◆ REQUIRED TASK ◆
Check each line of the records below for the word "bookkeeper" and copy those where it appears.

Data records:
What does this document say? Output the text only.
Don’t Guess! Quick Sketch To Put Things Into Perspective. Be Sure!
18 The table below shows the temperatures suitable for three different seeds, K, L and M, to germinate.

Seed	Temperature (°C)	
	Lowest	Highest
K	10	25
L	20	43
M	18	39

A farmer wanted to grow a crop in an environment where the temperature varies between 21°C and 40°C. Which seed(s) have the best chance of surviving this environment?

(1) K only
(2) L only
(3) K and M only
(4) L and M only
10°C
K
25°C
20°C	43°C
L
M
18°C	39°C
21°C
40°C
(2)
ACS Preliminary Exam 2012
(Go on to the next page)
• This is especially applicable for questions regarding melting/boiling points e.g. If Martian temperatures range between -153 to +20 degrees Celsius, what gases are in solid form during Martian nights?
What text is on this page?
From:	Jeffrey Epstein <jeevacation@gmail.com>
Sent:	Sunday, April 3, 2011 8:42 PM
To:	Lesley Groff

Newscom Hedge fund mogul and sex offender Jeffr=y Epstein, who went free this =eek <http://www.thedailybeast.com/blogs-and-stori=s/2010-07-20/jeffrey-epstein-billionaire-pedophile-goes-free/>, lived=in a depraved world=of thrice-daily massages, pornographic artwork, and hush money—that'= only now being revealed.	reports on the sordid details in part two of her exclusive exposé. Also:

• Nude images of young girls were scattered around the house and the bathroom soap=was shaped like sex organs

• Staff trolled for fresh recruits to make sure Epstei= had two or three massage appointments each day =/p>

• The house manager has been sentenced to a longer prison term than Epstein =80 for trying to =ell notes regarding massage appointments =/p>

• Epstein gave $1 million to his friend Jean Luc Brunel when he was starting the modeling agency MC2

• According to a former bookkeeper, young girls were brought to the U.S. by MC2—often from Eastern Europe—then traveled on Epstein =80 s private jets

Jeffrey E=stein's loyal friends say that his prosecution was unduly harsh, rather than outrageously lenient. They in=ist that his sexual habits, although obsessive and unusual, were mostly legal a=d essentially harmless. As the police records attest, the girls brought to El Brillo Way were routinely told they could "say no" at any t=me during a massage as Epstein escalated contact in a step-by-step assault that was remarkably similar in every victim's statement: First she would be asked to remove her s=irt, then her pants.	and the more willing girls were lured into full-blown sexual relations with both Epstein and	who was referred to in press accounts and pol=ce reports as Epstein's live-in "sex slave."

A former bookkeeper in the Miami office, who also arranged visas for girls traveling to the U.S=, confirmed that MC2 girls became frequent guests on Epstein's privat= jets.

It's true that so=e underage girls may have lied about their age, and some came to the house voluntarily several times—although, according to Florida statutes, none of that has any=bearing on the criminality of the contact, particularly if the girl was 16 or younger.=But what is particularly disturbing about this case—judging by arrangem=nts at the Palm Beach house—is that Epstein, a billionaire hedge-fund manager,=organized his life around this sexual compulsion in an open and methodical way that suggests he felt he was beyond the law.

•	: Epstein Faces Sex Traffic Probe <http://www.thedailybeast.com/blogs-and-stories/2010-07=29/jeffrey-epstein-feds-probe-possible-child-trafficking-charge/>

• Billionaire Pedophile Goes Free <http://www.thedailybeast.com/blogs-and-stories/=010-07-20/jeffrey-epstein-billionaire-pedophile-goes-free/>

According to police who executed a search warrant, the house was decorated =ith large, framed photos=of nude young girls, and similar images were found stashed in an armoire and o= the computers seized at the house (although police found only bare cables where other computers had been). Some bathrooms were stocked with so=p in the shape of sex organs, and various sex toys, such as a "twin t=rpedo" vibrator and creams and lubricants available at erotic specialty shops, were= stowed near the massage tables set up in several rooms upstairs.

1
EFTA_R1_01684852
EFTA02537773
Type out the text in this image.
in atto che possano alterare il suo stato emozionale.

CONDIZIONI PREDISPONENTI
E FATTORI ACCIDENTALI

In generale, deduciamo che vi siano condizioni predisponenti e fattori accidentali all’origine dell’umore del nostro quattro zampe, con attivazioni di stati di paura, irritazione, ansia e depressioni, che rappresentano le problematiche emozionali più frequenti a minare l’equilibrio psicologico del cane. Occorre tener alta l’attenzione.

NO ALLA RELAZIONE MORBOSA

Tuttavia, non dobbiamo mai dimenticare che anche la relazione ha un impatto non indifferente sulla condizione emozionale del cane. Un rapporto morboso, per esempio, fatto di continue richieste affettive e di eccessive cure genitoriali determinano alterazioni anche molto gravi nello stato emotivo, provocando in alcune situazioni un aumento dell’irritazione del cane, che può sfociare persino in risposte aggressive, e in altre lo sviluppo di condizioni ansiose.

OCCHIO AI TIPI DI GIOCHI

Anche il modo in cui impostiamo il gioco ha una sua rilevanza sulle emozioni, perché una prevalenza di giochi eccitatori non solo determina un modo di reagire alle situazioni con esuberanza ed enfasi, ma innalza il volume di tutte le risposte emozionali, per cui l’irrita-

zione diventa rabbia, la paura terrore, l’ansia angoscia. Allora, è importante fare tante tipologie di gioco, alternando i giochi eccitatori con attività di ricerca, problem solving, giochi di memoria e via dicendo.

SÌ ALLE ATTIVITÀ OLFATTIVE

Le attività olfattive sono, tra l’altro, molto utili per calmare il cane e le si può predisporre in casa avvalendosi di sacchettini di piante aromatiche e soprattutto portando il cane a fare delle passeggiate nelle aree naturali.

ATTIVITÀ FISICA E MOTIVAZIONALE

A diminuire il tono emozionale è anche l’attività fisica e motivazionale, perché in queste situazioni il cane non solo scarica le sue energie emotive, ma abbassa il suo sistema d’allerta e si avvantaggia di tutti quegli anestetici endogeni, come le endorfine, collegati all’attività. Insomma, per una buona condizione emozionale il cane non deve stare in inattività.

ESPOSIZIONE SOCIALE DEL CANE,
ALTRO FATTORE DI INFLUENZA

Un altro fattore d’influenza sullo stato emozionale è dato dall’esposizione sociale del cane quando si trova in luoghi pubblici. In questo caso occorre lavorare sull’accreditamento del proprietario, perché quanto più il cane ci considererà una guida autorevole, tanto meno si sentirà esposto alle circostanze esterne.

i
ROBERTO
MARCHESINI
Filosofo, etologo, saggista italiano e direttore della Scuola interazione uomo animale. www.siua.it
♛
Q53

◆ EXPECTED ANSWER ◆
• According to a former bookkeeper, young girls were brought to the U.S. by MC2—often from Eastern Europe—then traveled on Epstein =80 s private jets
A former bookkeeper in the Miami office, who also arranged visas for girls traveling to the U.S=, confirmed that MC2 girls became frequent guests on Epstein's privat= jets.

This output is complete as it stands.